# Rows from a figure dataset
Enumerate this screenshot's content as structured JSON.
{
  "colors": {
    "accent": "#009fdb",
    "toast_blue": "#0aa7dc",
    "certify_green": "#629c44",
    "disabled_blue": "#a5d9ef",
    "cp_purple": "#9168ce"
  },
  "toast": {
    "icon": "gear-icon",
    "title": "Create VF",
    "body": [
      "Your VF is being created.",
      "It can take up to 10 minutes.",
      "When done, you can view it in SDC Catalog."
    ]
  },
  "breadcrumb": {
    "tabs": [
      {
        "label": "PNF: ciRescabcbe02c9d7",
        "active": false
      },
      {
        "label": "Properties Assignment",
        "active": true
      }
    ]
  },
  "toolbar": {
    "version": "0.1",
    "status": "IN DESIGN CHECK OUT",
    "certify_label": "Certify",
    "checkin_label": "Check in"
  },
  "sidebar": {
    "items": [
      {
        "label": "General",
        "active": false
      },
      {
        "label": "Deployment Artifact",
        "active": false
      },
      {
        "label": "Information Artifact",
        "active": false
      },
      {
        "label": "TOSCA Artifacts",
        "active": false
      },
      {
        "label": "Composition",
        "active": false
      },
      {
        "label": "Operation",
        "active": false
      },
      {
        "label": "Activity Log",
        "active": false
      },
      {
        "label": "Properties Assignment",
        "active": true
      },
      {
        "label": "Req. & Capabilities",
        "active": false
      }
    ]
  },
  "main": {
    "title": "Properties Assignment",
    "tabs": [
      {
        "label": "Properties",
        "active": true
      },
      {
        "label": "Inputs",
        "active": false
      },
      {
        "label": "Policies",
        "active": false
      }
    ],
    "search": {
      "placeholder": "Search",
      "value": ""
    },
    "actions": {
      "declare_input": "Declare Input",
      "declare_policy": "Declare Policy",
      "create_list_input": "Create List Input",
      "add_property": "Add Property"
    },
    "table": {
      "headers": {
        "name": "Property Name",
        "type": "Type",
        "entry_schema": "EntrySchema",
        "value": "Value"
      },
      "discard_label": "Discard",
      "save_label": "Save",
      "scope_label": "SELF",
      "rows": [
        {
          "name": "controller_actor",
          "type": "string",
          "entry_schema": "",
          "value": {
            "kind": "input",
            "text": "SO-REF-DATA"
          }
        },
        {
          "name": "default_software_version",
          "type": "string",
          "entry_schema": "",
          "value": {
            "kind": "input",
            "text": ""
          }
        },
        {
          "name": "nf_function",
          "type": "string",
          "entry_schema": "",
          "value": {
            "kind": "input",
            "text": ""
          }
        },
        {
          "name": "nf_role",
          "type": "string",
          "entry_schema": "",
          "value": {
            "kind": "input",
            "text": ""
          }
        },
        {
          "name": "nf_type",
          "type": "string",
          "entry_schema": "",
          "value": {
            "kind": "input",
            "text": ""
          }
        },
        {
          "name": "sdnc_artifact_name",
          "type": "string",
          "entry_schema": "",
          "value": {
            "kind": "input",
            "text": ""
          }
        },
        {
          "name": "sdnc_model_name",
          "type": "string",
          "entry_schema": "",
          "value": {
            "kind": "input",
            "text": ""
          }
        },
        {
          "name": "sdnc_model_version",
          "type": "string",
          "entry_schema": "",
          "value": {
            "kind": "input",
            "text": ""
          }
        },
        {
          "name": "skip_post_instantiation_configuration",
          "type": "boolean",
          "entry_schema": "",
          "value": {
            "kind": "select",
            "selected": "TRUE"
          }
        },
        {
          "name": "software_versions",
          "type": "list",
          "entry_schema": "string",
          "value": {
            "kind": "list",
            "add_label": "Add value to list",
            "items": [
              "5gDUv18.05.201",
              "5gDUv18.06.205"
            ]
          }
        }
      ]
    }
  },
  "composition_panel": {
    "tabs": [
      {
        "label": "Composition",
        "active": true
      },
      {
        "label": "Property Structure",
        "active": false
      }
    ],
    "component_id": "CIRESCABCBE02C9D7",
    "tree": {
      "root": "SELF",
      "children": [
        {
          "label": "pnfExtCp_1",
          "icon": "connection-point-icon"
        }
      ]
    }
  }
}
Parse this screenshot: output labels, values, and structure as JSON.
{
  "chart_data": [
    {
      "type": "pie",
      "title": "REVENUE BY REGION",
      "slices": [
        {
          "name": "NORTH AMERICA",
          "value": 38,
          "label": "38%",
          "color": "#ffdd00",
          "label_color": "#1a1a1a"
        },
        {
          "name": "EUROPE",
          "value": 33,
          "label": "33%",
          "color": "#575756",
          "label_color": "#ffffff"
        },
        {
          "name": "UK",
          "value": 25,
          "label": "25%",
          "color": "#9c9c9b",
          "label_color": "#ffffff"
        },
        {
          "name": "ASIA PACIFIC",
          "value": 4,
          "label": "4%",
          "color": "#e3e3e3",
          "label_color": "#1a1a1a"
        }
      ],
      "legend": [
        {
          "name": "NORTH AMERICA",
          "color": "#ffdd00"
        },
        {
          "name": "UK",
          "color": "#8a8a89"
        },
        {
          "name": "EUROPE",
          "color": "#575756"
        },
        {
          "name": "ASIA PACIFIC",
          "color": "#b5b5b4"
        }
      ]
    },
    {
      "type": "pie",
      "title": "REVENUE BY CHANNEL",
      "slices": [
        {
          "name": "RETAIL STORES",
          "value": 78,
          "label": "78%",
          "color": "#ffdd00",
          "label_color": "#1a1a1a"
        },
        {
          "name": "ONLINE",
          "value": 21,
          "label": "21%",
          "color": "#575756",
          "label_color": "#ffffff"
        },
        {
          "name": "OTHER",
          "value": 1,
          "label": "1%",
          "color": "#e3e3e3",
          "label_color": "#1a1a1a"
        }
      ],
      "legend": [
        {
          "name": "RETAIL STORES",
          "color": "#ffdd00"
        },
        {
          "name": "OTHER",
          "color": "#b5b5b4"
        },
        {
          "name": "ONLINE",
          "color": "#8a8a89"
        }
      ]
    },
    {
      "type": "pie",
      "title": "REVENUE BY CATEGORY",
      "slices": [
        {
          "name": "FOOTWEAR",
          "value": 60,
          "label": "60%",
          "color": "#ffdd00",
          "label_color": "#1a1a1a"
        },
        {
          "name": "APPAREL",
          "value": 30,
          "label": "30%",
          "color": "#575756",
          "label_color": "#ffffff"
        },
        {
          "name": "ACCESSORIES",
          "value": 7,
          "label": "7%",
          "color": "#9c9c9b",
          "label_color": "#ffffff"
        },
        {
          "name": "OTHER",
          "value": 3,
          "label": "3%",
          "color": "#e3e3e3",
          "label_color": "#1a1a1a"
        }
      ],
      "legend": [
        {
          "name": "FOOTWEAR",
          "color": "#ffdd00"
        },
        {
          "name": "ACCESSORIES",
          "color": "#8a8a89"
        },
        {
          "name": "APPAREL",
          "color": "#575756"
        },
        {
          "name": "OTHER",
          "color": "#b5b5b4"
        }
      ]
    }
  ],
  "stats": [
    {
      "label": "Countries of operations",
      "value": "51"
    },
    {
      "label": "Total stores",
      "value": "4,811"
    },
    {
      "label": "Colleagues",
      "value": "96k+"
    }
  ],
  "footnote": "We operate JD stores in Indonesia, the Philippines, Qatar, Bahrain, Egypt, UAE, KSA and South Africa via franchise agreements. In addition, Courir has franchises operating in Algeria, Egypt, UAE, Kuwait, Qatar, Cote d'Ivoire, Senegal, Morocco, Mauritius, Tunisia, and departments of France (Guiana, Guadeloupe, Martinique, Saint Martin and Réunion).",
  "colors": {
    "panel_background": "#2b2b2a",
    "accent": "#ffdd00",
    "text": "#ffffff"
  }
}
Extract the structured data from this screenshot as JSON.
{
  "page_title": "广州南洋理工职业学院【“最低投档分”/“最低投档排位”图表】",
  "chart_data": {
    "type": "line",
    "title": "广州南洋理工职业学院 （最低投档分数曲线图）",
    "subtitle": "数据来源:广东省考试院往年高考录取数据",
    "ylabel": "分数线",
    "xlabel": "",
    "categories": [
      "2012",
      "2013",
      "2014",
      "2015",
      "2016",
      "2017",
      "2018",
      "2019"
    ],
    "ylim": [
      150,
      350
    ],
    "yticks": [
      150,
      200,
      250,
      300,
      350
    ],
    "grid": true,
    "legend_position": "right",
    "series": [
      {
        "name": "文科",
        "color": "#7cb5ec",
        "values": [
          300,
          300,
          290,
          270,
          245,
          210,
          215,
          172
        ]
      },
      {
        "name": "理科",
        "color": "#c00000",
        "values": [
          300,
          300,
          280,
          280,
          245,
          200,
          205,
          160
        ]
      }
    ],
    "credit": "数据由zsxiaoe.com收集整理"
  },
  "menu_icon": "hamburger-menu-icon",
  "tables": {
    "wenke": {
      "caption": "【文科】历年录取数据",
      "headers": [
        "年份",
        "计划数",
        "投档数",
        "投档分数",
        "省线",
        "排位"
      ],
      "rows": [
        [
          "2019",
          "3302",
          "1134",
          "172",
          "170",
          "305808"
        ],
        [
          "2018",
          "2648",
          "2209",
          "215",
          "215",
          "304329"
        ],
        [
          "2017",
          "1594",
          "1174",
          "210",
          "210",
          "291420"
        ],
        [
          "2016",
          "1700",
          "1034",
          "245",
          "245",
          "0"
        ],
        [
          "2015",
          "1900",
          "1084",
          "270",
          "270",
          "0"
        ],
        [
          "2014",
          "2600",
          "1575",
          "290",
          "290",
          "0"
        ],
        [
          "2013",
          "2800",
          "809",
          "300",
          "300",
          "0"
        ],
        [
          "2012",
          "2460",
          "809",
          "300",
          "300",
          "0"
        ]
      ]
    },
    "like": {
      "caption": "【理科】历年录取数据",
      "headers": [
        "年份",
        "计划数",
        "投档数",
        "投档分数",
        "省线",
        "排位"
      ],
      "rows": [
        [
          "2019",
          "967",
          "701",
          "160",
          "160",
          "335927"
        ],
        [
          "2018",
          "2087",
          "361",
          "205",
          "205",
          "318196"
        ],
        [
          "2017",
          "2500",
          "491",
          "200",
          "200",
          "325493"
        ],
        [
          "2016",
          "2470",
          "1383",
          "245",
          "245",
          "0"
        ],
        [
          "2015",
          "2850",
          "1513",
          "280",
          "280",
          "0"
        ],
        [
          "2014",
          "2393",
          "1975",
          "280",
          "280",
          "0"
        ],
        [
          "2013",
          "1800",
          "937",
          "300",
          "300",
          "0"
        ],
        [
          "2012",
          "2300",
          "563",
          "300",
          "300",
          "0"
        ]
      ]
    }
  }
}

# REQUIRED TASK
Take every line from the data above that holds "caption" and copy it out.

# THE ANSWER
      "caption": "【文科】历年录取数据",
      "caption": "【理科】历年录取数据",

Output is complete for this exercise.